MATERIAL:
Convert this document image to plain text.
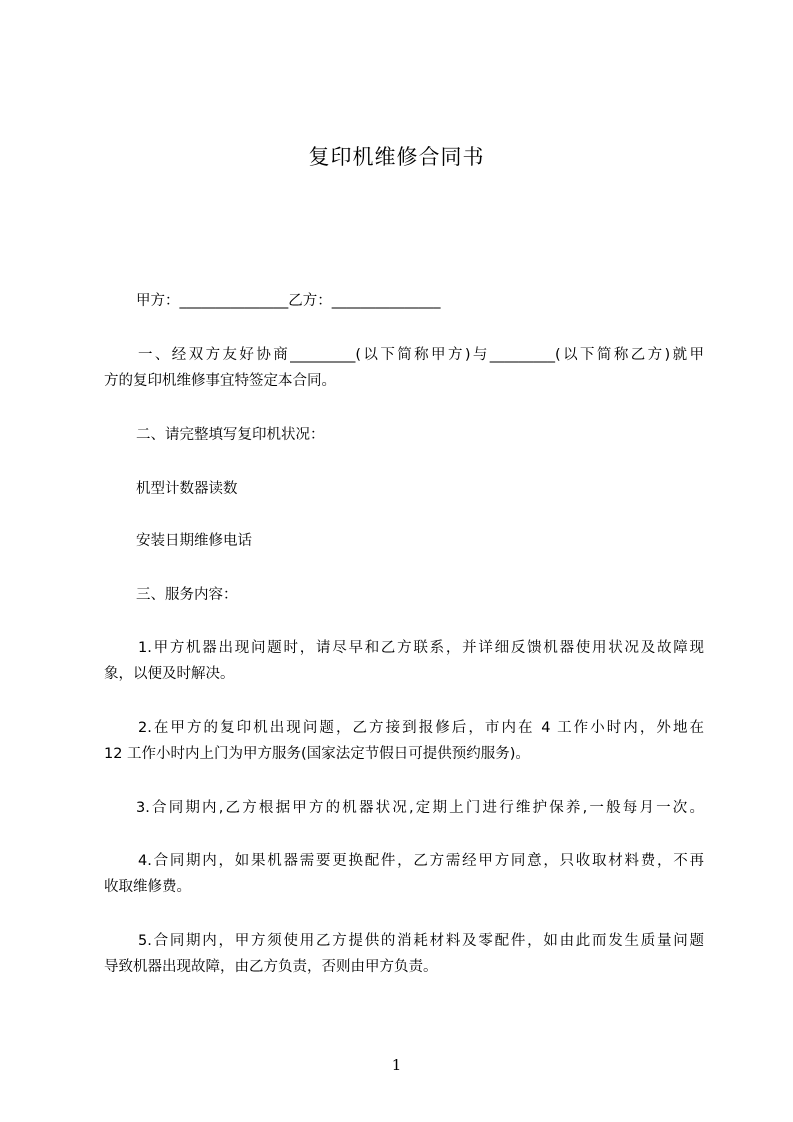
复印机维修合同书
甲方：_______________乙方：_______________
一、经双方友好协商_________(以下简称甲方)与_________(以下简称乙方)就甲
方的复印机维修事宜特签定本合同。
二、请完整填写复印机状况：
机型计数器读数
安装日期维修电话
三、服务内容：
1.甲方机器出现问题时，请尽早和乙方联系，并详细反馈机器使用状况及故障现
象，以便及时解决。
2.在甲方的复印机出现问题，乙方接到报修后，市内在 4 工作小时内，外地在
12 工作小时内上门为甲方服务(国家法定节假日可提供预约服务)。
3.合同期内,乙方根据甲方的机器状况,定期上门进行维护保养,一般每月一次。
4.合同期内，如果机器需要更换配件，乙方需经甲方同意，只收取材料费，不再
收取维修费。
5.合同期内，甲方须使用乙方提供的消耗材料及零配件，如由此而发生质量问题
导致机器出现故障，由乙方负责，否则由甲方负责。
1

WRITTEN PROBLEM:
Select all lines in the listing that include the word "合同期内".

WRITTEN ANSWER:
3.合同期内,乙方根据甲方的机器状况,定期上门进行维护保养,一般每月一次。
4.合同期内，如果机器需要更换配件，乙方需经甲方同意，只收取材料费，不再
5.合同期内，甲方须使用乙方提供的消耗材料及零配件，如由此而发生质量问题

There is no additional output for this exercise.